* _Stated task_:
Only lines holding the word "this" should be copied from the material.

--- Begin Provided entries ---

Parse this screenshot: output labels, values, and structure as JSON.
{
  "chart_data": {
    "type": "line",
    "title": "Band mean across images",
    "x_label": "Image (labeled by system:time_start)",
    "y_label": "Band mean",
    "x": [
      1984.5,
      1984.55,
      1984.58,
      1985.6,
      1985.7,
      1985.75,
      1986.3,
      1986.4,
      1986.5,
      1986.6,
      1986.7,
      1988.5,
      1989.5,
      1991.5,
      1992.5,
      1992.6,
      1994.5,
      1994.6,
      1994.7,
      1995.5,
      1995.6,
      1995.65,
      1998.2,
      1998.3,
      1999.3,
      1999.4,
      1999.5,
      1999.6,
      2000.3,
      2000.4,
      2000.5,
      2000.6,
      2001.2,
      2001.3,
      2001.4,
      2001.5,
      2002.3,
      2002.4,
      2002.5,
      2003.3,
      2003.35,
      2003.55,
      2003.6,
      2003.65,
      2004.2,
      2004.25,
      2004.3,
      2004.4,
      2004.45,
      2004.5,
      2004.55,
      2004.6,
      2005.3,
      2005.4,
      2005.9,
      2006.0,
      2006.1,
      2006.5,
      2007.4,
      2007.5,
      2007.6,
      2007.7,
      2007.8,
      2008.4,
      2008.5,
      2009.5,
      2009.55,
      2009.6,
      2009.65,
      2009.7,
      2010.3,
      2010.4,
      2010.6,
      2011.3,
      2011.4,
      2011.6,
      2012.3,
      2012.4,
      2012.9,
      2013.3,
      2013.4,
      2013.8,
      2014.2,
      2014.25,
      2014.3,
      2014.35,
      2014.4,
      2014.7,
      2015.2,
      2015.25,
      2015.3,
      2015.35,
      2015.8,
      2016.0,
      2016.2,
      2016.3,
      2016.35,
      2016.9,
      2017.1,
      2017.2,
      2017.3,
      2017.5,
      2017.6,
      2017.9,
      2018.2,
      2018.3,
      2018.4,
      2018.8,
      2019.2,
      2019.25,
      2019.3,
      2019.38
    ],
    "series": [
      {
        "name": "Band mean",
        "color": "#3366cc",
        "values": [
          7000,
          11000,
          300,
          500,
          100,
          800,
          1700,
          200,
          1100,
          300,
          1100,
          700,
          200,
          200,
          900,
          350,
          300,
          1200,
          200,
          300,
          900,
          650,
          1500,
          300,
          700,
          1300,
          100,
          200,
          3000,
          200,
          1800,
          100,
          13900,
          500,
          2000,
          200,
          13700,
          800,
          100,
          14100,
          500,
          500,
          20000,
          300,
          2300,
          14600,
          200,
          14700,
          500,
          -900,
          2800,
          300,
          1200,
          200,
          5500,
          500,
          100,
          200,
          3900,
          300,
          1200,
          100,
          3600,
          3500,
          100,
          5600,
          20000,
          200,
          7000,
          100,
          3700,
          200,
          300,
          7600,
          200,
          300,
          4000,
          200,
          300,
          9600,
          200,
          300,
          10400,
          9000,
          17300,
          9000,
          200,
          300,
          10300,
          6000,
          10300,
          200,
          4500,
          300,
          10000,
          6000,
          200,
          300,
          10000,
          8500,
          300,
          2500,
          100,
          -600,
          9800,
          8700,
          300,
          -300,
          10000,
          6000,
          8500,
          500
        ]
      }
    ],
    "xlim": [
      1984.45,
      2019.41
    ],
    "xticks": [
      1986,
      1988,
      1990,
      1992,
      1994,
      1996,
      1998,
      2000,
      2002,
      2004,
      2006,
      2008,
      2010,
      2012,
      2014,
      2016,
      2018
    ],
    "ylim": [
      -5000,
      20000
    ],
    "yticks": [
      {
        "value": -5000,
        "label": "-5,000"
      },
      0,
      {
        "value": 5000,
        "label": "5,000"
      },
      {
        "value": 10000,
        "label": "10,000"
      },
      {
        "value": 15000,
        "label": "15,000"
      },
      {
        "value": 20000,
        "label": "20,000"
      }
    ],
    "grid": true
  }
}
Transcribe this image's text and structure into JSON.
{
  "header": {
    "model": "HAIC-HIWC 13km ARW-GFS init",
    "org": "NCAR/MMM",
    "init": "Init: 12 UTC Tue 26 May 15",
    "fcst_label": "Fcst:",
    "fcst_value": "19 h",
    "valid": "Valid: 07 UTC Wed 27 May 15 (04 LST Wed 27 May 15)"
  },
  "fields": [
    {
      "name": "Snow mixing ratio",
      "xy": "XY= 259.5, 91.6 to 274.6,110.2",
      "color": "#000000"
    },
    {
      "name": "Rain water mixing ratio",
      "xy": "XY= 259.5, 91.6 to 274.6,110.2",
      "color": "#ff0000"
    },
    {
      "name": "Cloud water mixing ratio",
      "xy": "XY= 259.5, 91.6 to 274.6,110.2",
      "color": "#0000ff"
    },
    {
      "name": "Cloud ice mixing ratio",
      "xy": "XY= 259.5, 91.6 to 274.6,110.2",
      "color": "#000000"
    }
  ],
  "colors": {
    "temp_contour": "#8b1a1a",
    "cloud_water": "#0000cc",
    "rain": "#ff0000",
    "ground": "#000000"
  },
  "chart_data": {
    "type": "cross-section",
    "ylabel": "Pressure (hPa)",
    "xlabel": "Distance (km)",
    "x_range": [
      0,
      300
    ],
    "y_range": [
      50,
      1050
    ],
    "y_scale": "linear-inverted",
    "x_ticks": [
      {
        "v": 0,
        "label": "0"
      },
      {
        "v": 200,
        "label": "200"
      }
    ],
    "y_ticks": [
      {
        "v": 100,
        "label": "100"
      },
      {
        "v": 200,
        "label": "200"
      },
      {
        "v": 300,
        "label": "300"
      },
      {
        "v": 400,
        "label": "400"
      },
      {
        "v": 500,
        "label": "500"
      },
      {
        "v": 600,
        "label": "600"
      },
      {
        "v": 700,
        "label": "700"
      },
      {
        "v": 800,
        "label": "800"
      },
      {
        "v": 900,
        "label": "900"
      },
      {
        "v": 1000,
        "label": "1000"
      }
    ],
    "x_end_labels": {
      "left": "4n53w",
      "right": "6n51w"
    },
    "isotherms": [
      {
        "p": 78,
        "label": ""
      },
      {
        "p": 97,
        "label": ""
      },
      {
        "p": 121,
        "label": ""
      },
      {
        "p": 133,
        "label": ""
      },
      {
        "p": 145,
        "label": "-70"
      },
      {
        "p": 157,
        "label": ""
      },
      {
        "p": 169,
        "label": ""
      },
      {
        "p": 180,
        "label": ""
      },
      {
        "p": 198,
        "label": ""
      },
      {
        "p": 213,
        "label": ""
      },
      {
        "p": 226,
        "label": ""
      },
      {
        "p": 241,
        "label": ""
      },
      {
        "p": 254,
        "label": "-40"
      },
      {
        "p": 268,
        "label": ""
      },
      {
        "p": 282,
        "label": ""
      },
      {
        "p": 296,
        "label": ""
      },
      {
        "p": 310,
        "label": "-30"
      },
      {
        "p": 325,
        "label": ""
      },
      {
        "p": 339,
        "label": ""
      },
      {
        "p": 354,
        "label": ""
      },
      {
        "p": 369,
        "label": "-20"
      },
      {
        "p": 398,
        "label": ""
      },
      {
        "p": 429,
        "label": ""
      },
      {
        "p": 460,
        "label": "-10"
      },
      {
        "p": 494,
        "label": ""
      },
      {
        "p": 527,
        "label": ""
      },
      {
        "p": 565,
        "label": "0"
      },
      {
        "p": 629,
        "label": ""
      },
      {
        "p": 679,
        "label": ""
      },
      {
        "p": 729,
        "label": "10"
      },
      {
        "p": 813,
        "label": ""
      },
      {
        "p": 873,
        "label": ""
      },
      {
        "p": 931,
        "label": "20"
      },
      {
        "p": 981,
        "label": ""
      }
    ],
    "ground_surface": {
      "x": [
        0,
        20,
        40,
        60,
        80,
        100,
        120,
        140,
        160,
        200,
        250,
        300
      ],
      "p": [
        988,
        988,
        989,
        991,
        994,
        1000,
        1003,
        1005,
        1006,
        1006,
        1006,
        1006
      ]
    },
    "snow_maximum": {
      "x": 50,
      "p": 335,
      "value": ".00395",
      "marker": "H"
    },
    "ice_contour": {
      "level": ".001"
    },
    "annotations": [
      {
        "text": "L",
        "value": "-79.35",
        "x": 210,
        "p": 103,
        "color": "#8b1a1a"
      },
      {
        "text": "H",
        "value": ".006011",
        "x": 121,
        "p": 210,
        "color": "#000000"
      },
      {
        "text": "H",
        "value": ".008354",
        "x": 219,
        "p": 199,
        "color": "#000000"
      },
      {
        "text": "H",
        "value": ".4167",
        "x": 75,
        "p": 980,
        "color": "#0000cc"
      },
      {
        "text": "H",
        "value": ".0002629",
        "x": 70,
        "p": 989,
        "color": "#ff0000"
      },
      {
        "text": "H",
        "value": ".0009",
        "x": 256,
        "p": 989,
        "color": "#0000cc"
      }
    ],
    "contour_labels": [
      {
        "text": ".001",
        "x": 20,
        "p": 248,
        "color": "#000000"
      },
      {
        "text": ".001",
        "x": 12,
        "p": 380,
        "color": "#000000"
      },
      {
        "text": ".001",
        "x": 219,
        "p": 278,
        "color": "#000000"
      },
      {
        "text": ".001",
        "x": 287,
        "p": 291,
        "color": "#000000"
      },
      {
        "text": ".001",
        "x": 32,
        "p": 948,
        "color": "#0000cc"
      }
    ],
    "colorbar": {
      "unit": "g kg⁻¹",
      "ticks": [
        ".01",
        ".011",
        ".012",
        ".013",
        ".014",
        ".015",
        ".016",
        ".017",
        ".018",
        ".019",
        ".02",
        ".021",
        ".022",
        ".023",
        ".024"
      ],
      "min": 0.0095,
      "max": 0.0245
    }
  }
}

--- End Provided entries ---

* _Written response_:
Parse this screenshot: output labels, values, and structure as JSON.
Transcribe this image's text and structure into JSON.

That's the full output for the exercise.